**WHAT IS BEING ASKED**
Count every line in the data below where "Truidersteenweg" occurs, then state that number and nothing more.

○ ○ ○ ○ ○ ○ ○

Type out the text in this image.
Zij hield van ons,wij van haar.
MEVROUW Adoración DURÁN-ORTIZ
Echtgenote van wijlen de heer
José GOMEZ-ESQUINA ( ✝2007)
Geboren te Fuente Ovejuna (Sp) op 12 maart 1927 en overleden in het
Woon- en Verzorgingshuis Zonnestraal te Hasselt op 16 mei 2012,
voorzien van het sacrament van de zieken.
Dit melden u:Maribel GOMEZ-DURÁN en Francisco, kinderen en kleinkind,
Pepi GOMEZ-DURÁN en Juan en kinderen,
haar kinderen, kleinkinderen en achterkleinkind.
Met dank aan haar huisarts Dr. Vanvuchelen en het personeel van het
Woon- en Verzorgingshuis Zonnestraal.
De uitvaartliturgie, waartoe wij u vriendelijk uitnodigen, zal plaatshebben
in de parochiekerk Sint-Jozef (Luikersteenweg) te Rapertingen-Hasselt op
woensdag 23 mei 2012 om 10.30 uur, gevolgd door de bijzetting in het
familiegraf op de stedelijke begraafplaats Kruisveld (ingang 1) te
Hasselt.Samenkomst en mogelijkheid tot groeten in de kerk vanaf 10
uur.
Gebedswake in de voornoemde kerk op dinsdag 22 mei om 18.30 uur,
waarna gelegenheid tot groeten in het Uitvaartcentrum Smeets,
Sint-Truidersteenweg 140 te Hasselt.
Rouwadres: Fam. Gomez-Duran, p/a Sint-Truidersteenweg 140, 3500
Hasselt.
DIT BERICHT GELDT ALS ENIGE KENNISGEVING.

○ ○ ○ ○ ○ ○ ○

**WRITTEN SOLUTION**
2